Stored entries:
** begin **

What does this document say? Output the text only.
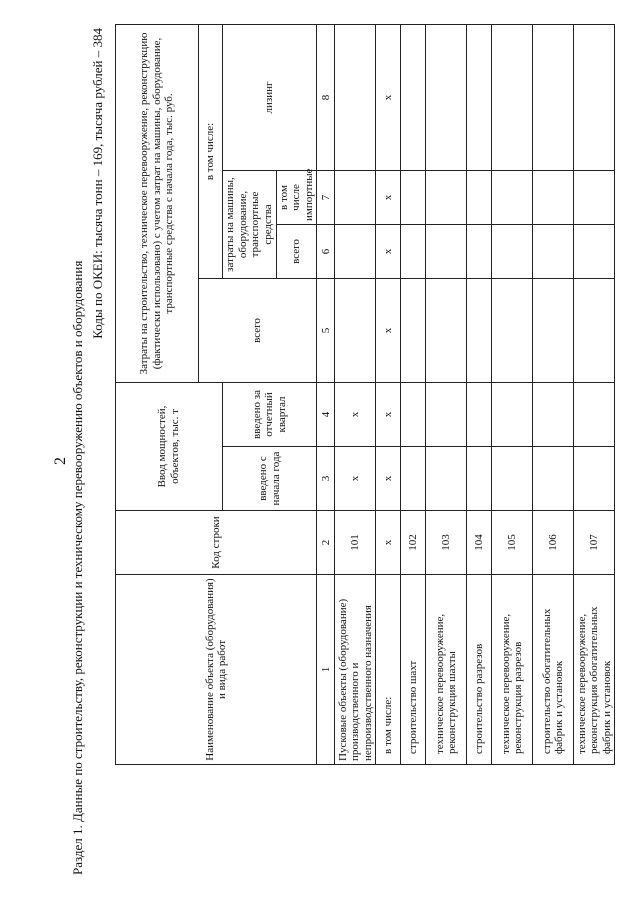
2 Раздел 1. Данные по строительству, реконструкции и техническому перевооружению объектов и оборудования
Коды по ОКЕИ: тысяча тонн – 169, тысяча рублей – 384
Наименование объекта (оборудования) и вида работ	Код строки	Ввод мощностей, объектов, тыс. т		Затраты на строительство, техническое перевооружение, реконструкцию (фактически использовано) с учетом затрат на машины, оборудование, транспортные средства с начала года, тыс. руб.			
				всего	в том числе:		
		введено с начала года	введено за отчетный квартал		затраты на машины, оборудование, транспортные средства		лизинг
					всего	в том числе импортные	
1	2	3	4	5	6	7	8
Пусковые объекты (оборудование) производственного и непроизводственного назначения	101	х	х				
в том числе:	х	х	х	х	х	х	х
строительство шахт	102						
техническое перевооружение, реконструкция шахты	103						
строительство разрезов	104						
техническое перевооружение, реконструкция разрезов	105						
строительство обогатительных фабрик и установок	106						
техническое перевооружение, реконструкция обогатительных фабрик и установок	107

** end **

**Your instructions**.
Return each line exactly as written. Any picture gets left out.

**Exercise output**.
What does this document say? Output the text only.
2 Раздел 1. Данные по строительству, реконструкции и техническому перевооружению объектов и оборудования
Коды по ОКЕИ: тысяча тонн – 169, тысяча рублей – 384
Наименование объекта (оборудования) и вида работ	Код строки	Ввод мощностей, объектов, тыс. т		Затраты на строительство, техническое перевооружение, реконструкцию (фактически использовано) с учетом затрат на машины, оборудование, транспортные средства с начала года, тыс. руб.			
				всего	в том числе:		
		введено с начала года	введено за отчетный квартал		затраты на машины, оборудование, транспортные средства		лизинг
					всего	в том числе импортные	
1	2	3	4	5	6	7	8
Пусковые объекты (оборудование) производственного и непроизводственного назначения	101	х	х				
в том числе:	х	х	х	х	х	х	х
строительство шахт	102						
техническое перевооружение, реконструкция шахты	103						
строительство разрезов	104						
техническое перевооружение, реконструкция разрезов	105						
строительство обогатительных фабрик и установок	106						
техническое перевооружение, реконструкция обогатительных фабрик и установок	107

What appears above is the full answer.